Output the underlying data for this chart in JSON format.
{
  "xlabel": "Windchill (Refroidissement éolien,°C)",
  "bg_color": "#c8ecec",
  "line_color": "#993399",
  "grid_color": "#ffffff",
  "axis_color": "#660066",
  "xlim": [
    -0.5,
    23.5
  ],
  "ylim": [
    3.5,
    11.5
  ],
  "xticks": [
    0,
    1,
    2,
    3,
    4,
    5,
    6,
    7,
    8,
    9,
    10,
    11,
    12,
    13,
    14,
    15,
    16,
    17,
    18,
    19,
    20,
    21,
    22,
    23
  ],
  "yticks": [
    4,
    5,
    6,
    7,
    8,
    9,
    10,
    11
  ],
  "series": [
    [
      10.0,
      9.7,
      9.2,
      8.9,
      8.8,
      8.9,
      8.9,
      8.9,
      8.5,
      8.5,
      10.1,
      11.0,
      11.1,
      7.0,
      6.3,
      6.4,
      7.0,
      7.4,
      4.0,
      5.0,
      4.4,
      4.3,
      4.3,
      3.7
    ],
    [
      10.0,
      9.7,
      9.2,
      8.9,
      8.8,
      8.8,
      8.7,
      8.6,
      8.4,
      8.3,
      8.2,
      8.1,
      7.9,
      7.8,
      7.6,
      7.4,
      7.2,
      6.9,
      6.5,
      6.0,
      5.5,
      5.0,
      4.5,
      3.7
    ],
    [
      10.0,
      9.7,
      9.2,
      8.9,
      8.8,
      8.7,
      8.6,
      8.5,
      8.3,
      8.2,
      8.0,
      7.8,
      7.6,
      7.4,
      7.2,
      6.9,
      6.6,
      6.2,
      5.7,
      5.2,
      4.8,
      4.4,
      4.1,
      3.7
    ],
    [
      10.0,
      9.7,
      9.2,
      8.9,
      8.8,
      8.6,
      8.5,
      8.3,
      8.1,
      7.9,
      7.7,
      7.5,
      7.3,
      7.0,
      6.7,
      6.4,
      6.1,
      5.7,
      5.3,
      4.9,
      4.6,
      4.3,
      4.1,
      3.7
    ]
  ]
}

**Instructions for the task:** Output the data above exactly, please, line for line.

**Answer below:**
Output the underlying data for this chart in JSON format.
{
  "xlabel": "Windchill (Refroidissement éolien,°C)",
  "bg_color": "#c8ecec",
  "line_color": "#993399",
  "grid_color": "#ffffff",
  "axis_color": "#660066",
  "xlim": [
    -0.5,
    23.5
  ],
  "ylim": [
    3.5,
    11.5
  ],
  "xticks": [
    0,
    1,
    2,
    3,
    4,
    5,
    6,
    7,
    8,
    9,
    10,
    11,
    12,
    13,
    14,
    15,
    16,
    17,
    18,
    19,
    20,
    21,
    22,
    23
  ],
  "yticks": [
    4,
    5,
    6,
    7,
    8,
    9,
    10,
    11
  ],
  "series": [
    [
      10.0,
      9.7,
      9.2,
      8.9,
      8.8,
      8.9,
      8.9,
      8.9,
      8.5,
      8.5,
      10.1,
      11.0,
      11.1,
      7.0,
      6.3,
      6.4,
      7.0,
      7.4,
      4.0,
      5.0,
      4.4,
      4.3,
      4.3,
      3.7
    ],
    [
      10.0,
      9.7,
      9.2,
      8.9,
      8.8,
      8.8,
      8.7,
      8.6,
      8.4,
      8.3,
      8.2,
      8.1,
      7.9,
      7.8,
      7.6,
      7.4,
      7.2,
      6.9,
      6.5,
      6.0,
      5.5,
      5.0,
      4.5,
      3.7
    ],
    [
      10.0,
      9.7,
      9.2,
      8.9,
      8.8,
      8.7,
      8.6,
      8.5,
      8.3,
      8.2,
      8.0,
      7.8,
      7.6,
      7.4,
      7.2,
      6.9,
      6.6,
      6.2,
      5.7,
      5.2,
      4.8,
      4.4,
      4.1,
      3.7
    ],
    [
      10.0,
      9.7,
      9.2,
      8.9,
      8.8,
      8.6,
      8.5,
      8.3,
      8.1,
      7.9,
      7.7,
      7.5,
      7.3,
      7.0,
      6.7,
      6.4,
      6.1,
      5.7,
      5.3,
      4.9,
      4.6,
      4.3,
      4.1,
      3.7
    ]
  ]
}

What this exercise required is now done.